Exercise description: Word for word, the data below must be repeated in full; no picture is to be included.

Material to process:
+--

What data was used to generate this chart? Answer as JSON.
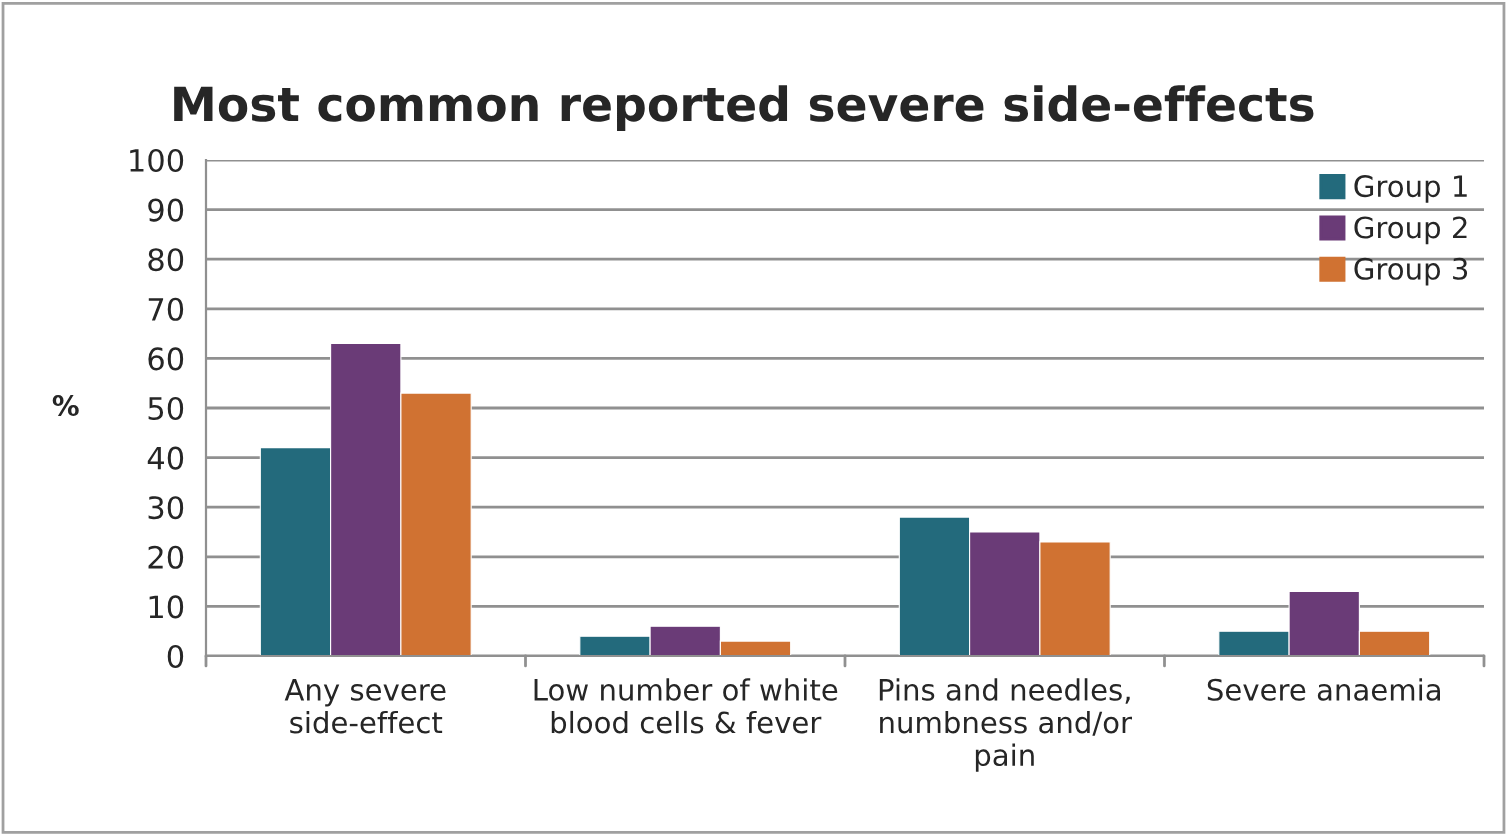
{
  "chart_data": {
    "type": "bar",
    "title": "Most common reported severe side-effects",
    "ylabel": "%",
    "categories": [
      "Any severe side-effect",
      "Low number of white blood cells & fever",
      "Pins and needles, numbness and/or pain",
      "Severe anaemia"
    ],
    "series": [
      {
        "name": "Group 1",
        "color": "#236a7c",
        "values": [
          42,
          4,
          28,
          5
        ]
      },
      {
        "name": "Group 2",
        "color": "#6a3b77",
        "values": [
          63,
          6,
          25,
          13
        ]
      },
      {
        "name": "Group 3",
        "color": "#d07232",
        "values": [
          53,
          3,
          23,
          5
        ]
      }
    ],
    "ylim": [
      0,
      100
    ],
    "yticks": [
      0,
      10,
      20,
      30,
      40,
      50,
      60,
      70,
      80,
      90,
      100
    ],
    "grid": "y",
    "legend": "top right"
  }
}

+--

Solution:
What data was used to generate this chart? Answer as JSON.
{
  "chart_data": {
    "type": "bar",
    "title": "Most common reported severe side-effects",
    "ylabel": "%",
    "categories": [
      "Any severe side-effect",
      "Low number of white blood cells & fever",
      "Pins and needles, numbness and/or pain",
      "Severe anaemia"
    ],
    "series": [
      {
        "name": "Group 1",
        "color": "#236a7c",
        "values": [
          42,
          4,
          28,
          5
        ]
      },
      {
        "name": "Group 2",
        "color": "#6a3b77",
        "values": [
          63,
          6,
          25,
          13
        ]
      },
      {
        "name": "Group 3",
        "color": "#d07232",
        "values": [
          53,
          3,
          23,
          5
        ]
      }
    ],
    "ylim": [
      0,
      100
    ],
    "yticks": [
      0,
      10,
      20,
      30,
      40,
      50,
      60,
      70,
      80,
      90,
      100
    ],
    "grid": "y",
    "legend": "top right"
  }
}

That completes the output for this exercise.